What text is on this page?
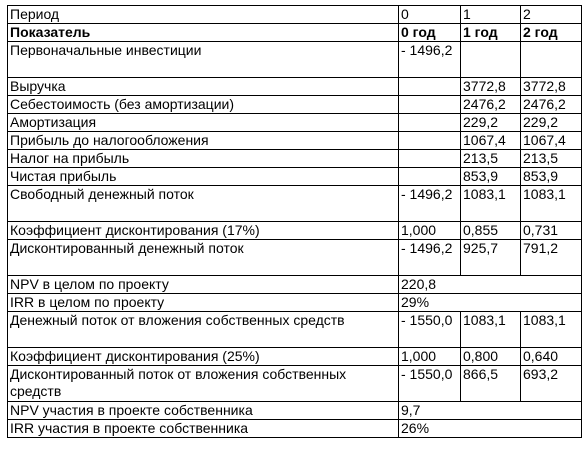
Период	0	1	2
Показатель	0 год	1 год	2 год
Первоначальные инвестиции	- 1496,2		
Выручка		3772,8	3772,8
Себестоимость (без амортизации)		2476,2	2476,2
Амортизация		229,2	229,2
Прибыль до налогообложения		1067,4	1067,4
Налог на прибыль		213,5	213,5
Чистая прибыль		853,9	853,9
Свободный денежный поток	- 1496,2	1083,1	1083,1
Коэффициент дисконтирования (17%)	1,000	0,855	0,731
Дисконтированный денежный поток	- 1496,2	925,7	791,2
NPV в целом по проекту	220,8		
IRR в целом по проекту	29%		
Денежный поток от вложения собственных средств	- 1550,0	1083,1	1083,1
Коэффициент дисконтирования (25%)	1,000	0,800	0,640
Дисконтированный поток от вложения собственных средств	- 1550,0	866,5	693,2
NPV участия в проекте собственника	9,7		
IRR участия в проекте собственника	26%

=-=-=

The request:
The records above must be transcribed exactly. Pictures are left out of the copy.

Complete answer:
What text is on this page?
Период	0	1	2
Показатель	0 год	1 год	2 год
Первоначальные инвестиции	- 1496,2		
Выручка		3772,8	3772,8
Себестоимость (без амортизации)		2476,2	2476,2
Амортизация		229,2	229,2
Прибыль до налогообложения		1067,4	1067,4
Налог на прибыль		213,5	213,5
Чистая прибыль		853,9	853,9
Свободный денежный поток	- 1496,2	1083,1	1083,1
Коэффициент дисконтирования (17%)	1,000	0,855	0,731
Дисконтированный денежный поток	- 1496,2	925,7	791,2
NPV в целом по проекту	220,8		
IRR в целом по проекту	29%		
Денежный поток от вложения собственных средств	- 1550,0	1083,1	1083,1
Коэффициент дисконтирования (25%)	1,000	0,800	0,640
Дисконтированный поток от вложения собственных средств	- 1550,0	866,5	693,2
NPV участия в проекте собственника	9,7		
IRR участия в проекте собственника	26%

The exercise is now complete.